▸ SUPPLIED RECORDS
▽

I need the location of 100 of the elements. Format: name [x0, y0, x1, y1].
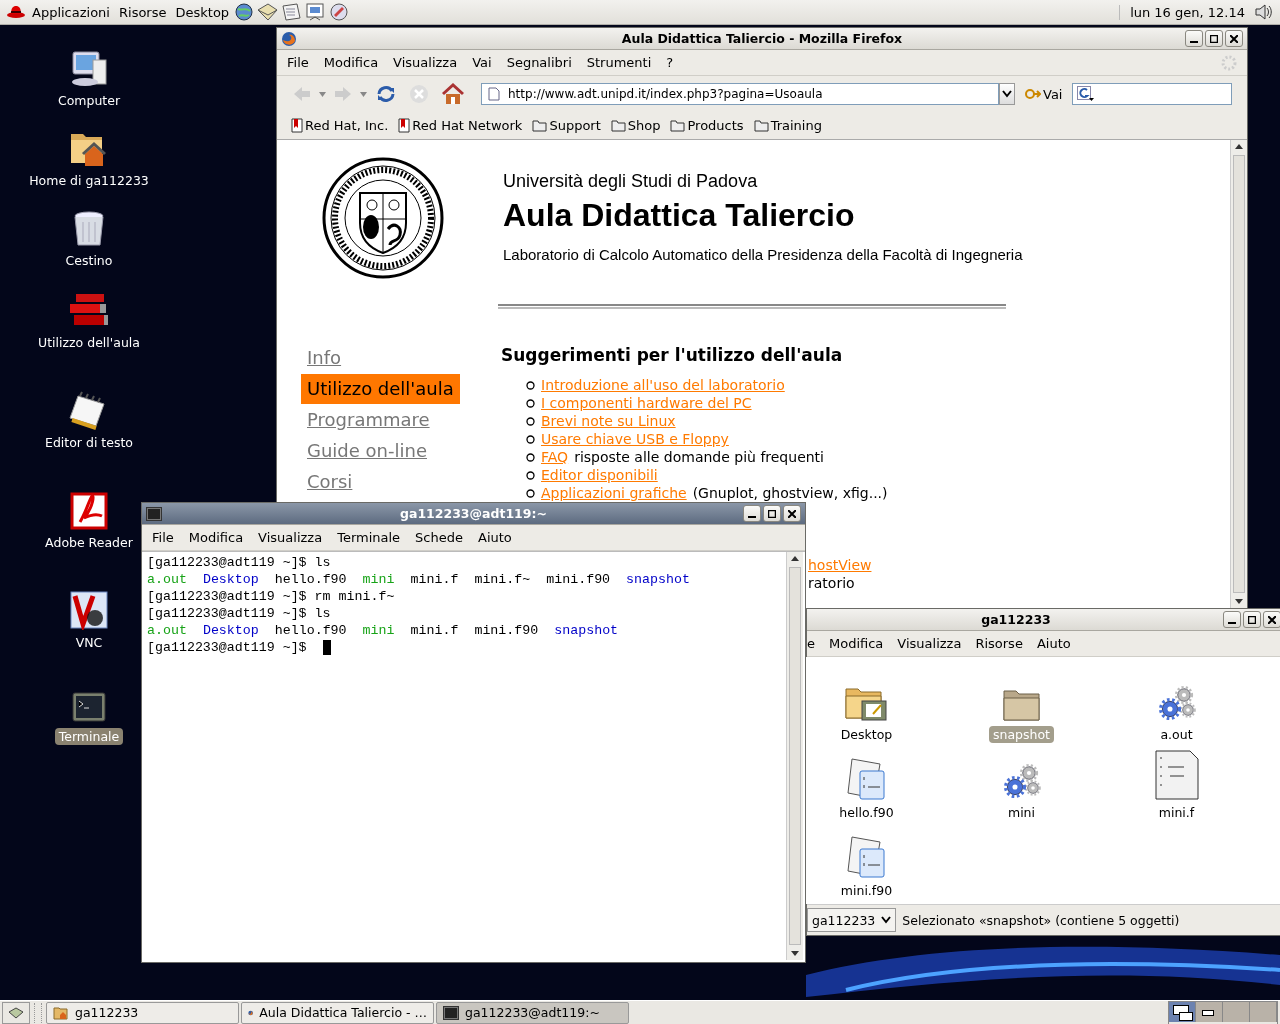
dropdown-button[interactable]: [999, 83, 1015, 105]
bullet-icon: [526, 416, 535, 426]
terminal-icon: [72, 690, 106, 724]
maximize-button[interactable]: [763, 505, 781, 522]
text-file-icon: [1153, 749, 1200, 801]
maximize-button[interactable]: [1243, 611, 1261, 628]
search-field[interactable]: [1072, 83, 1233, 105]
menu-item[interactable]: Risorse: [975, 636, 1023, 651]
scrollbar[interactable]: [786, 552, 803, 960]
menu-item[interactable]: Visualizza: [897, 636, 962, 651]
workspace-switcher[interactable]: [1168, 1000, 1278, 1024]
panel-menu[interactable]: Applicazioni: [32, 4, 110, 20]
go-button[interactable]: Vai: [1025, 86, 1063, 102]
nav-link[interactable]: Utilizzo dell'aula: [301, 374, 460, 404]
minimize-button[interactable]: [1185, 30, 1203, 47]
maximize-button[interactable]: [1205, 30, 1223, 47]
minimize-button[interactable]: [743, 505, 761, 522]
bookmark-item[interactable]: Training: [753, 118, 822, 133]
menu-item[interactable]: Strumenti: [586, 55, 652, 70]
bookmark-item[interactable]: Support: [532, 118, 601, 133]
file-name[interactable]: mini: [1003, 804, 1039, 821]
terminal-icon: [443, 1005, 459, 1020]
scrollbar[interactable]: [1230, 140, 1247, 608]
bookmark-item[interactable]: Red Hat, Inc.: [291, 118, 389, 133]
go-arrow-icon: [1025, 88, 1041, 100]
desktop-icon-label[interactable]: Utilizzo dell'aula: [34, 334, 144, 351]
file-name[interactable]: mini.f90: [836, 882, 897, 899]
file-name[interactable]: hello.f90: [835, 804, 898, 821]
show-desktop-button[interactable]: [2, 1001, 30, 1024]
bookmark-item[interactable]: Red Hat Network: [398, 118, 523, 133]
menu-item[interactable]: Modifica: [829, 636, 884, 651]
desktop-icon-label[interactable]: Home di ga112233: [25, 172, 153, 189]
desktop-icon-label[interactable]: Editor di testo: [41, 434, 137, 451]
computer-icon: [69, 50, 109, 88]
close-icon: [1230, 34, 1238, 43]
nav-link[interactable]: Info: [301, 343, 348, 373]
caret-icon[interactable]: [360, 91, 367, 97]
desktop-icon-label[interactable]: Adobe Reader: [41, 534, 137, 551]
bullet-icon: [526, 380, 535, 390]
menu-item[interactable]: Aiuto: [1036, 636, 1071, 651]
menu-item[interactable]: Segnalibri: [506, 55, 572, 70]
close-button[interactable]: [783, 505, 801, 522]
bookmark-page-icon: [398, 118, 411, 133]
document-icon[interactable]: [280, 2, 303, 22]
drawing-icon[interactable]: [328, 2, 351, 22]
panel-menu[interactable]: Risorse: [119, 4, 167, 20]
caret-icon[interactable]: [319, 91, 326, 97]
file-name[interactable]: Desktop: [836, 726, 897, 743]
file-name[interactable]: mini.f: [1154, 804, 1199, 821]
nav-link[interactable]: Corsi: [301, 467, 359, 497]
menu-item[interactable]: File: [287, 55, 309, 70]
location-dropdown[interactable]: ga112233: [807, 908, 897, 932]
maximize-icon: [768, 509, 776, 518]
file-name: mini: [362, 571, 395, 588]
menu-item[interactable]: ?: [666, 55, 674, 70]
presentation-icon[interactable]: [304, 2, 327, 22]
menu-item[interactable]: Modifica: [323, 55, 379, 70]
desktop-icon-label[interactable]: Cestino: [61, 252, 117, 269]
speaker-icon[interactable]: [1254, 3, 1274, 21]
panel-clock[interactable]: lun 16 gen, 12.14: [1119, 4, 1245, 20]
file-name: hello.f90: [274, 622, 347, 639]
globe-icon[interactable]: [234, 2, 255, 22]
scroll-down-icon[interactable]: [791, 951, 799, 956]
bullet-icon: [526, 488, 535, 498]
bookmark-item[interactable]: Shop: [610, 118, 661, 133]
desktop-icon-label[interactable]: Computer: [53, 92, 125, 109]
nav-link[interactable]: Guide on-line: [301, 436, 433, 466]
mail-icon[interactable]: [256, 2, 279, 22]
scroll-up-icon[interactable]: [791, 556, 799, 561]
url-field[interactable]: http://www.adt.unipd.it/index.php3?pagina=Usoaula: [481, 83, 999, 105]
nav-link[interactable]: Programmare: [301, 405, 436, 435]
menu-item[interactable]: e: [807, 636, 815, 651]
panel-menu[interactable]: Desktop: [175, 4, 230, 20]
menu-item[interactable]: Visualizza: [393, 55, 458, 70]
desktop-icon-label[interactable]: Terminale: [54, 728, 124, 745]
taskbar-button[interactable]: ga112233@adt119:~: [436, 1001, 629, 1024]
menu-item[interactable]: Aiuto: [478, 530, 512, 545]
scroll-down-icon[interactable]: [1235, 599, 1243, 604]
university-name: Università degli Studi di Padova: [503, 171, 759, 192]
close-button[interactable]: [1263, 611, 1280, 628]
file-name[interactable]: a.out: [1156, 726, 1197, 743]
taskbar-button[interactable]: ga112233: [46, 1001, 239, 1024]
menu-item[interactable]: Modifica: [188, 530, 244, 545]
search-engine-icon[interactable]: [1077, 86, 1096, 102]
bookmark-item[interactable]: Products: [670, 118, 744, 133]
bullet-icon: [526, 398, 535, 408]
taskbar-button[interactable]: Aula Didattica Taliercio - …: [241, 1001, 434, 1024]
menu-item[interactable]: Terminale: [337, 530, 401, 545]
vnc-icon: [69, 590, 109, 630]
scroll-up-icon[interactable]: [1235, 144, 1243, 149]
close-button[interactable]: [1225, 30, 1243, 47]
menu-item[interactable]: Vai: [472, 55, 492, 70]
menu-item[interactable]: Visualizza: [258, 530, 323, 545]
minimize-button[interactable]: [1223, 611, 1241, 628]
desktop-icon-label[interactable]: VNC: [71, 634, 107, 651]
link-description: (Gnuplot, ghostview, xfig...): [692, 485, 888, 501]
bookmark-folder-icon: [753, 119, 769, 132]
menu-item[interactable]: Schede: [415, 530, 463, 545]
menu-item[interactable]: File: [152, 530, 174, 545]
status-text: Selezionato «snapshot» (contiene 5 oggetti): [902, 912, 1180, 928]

△
▽

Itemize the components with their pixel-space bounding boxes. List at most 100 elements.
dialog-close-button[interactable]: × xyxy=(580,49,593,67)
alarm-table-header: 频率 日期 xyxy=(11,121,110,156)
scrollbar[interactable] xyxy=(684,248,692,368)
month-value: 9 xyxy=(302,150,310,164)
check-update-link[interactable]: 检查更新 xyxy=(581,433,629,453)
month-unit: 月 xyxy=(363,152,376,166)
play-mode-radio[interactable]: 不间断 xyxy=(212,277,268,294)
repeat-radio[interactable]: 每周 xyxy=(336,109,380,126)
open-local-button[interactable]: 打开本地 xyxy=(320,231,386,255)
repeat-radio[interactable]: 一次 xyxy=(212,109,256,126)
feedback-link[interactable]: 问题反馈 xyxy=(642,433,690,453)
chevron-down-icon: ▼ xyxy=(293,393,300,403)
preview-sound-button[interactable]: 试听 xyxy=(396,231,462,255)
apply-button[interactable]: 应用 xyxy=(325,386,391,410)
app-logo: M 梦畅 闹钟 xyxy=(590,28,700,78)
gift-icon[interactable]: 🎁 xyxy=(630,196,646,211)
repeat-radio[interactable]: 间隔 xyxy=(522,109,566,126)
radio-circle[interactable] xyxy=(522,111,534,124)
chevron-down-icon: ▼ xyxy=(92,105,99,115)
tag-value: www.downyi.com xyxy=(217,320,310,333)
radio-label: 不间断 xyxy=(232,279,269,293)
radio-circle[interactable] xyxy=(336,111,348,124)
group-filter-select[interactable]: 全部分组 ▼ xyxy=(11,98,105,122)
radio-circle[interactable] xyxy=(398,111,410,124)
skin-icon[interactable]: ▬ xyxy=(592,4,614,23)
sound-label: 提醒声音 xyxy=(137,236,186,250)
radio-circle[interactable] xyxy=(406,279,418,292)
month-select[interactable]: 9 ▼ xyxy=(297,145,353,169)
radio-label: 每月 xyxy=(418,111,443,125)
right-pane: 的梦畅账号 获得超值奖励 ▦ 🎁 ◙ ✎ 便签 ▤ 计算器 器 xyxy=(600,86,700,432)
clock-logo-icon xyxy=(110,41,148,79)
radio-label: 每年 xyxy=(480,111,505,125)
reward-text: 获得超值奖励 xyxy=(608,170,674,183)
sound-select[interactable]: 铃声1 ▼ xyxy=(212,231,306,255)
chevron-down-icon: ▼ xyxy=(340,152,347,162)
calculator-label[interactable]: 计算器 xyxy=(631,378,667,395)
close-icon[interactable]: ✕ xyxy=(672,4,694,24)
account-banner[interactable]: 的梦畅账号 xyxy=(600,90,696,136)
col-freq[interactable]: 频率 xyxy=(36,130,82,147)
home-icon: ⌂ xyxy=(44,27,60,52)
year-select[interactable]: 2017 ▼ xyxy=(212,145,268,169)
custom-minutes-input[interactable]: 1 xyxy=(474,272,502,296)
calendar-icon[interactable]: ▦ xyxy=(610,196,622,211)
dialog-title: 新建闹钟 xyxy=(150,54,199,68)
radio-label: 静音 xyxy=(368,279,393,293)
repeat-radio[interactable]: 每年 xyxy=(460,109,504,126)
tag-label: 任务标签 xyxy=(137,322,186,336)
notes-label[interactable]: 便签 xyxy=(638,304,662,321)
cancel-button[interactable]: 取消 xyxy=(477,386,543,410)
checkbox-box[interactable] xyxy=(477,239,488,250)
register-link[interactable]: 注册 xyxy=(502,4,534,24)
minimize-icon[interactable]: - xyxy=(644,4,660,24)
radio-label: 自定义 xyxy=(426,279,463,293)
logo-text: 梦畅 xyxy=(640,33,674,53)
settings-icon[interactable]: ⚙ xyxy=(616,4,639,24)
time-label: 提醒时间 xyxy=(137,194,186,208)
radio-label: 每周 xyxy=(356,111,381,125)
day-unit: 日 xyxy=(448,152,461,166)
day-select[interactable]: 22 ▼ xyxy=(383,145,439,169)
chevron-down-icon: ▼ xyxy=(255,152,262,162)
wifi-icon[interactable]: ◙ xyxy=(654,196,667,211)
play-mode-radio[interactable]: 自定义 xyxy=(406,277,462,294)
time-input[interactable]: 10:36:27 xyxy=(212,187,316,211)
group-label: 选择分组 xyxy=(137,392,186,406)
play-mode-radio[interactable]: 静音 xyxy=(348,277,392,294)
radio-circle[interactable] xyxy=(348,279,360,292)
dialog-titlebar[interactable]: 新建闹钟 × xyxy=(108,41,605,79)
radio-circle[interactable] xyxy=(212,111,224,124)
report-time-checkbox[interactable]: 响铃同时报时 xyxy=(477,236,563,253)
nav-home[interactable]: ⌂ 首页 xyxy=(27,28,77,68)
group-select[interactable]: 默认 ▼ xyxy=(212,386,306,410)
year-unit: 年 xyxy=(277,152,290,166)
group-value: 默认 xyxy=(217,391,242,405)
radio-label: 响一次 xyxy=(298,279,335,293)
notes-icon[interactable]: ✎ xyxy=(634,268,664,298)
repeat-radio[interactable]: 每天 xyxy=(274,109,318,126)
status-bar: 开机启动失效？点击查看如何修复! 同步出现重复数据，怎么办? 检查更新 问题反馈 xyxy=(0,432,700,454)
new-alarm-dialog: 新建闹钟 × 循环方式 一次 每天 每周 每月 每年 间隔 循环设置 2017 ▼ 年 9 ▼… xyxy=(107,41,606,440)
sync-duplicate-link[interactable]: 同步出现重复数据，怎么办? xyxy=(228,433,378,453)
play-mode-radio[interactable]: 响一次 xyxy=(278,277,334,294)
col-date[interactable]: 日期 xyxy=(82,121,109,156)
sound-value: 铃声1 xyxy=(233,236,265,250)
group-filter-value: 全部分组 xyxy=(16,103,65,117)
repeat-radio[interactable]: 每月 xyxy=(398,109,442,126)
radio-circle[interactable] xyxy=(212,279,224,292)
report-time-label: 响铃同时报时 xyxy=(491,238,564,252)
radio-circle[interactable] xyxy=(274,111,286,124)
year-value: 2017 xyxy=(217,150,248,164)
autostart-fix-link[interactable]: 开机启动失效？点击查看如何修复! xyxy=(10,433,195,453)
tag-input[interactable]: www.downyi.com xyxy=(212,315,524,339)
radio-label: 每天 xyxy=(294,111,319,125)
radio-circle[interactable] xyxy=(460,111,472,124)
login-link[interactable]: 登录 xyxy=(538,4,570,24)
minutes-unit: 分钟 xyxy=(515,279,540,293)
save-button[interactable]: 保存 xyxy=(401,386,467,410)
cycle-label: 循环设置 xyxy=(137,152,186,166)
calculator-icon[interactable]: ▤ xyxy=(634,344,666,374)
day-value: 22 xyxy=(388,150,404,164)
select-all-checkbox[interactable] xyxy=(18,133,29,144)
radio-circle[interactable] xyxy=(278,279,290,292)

△

▸ BRIEF
Turn the records above, from the line containing "dropdown-button[interactable]: [999, 83, 1015, 105]" through the line containing "maximize-button[interactable]: [1205, 30, 1223, 47]", into a numbered list, leaving out any blank lines.

▸ FULL RESPONSE
1. dropdown-button[interactable]: [999, 83, 1015, 105]
2. bullet-icon: [526, 416, 535, 426]
3. terminal-icon: [72, 690, 106, 724]
4. maximize-button[interactable]: [763, 505, 781, 522]
5. text-file-icon: [1153, 749, 1200, 801]
6. maximize-button[interactable]: [1243, 611, 1261, 628]
7. search-field[interactable]: [1072, 83, 1233, 105]
8. menu-item[interactable]: Risorse: [975, 636, 1023, 651]
9. scrollbar[interactable]: [786, 552, 803, 960]
10. menu-item[interactable]: Visualizza: [897, 636, 962, 651]
11. workspace-switcher[interactable]: [1168, 1000, 1278, 1024]
12. panel-menu[interactable]: Applicazioni: [32, 4, 110, 20]
13. go-button[interactable]: Vai: [1025, 86, 1063, 102]
14. nav-link[interactable]: Utilizzo dell'aula: [301, 374, 460, 404]
15. minimize-button[interactable]: [1185, 30, 1203, 47]
16. maximize-button[interactable]: [1205, 30, 1223, 47]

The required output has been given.